> _Task goal_: Say only how many lines contain the word "JSON".

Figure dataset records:
%%

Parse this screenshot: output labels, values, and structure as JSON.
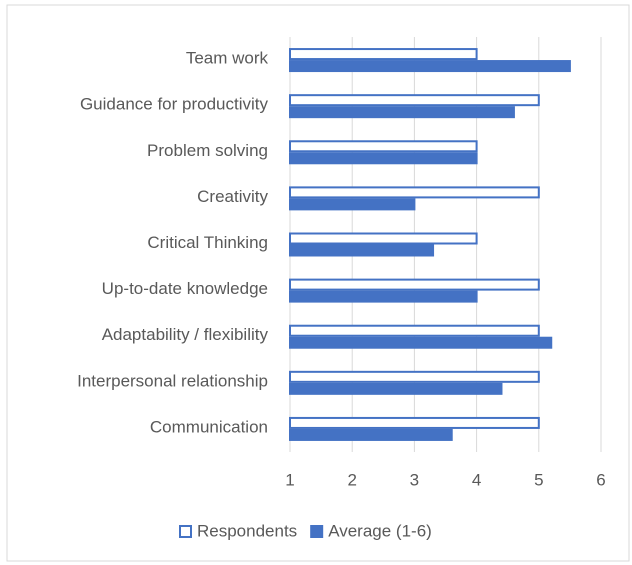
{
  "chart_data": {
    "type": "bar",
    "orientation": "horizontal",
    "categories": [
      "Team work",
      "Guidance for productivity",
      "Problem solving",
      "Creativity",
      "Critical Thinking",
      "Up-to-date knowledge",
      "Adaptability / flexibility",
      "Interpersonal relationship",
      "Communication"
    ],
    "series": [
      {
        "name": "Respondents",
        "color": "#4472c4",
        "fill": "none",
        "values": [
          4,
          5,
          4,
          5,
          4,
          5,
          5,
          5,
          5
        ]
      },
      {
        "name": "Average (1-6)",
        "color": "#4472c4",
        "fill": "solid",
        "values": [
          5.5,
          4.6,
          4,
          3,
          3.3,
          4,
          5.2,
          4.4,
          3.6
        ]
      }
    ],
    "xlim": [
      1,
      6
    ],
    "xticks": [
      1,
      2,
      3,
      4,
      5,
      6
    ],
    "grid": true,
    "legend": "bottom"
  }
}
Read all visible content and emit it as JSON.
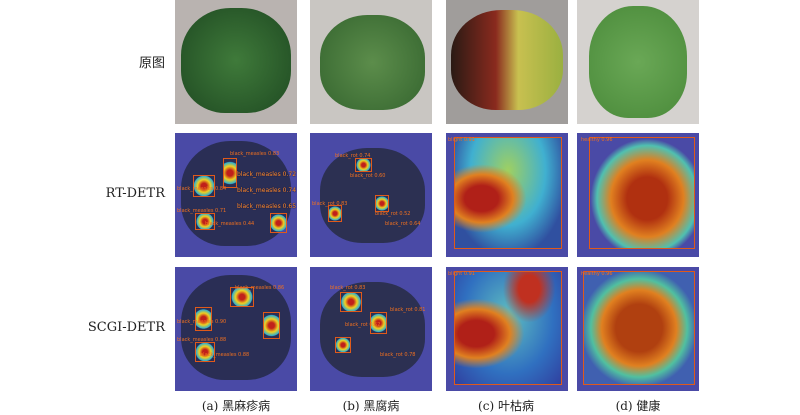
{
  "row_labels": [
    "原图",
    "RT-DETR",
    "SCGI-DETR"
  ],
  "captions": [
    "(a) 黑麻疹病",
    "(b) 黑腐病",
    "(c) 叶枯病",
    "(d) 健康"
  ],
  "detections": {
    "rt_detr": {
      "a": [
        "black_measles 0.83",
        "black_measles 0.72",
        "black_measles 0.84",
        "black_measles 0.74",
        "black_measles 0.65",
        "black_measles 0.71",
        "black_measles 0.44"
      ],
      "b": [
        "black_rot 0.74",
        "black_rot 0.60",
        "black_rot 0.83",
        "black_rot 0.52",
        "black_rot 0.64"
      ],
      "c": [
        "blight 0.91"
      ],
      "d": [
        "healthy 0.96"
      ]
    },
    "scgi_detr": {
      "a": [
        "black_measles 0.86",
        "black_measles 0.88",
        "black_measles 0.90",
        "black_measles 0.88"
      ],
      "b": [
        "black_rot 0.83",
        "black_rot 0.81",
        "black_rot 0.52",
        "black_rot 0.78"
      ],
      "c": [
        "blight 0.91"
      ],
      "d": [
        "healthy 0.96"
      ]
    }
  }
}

%%

> _Written response_: 2